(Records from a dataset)
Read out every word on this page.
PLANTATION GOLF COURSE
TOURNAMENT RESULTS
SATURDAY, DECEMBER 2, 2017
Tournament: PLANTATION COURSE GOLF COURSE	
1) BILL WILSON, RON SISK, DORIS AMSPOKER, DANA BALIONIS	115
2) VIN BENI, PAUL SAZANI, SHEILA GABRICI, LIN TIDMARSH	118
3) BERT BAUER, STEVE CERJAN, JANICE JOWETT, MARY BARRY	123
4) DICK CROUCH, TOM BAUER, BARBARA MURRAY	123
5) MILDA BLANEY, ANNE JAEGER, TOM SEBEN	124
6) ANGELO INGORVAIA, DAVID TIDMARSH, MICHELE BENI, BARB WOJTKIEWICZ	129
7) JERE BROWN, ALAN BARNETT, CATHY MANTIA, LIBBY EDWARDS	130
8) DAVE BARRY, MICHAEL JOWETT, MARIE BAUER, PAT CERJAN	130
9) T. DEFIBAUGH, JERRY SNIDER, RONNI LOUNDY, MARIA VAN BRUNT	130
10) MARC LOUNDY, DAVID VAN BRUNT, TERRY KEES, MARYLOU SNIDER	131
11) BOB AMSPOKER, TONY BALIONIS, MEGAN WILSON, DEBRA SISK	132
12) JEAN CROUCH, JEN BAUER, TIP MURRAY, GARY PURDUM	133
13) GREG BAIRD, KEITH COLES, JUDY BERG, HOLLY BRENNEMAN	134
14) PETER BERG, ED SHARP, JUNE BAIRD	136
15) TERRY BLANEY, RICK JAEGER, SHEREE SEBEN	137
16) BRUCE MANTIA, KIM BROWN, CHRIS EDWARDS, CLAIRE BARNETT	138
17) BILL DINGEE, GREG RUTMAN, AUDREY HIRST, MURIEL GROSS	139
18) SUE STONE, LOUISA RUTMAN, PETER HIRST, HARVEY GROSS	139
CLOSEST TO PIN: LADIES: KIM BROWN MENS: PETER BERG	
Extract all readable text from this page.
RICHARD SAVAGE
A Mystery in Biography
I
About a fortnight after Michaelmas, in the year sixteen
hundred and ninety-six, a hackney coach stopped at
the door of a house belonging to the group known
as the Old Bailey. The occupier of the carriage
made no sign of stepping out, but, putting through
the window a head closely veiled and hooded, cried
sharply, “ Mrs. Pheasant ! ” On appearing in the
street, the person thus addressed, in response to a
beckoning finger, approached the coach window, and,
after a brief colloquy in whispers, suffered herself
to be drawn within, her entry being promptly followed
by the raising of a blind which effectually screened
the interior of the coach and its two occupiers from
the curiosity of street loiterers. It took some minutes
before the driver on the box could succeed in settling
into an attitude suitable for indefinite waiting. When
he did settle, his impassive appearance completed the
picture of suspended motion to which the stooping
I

■ **Problem statement**
Search the preceding listing for "which" and extract every line where it is found.

■ **Exercise response**
by the raising of a blind which effectually screened
picture of suspended motion to which the stooping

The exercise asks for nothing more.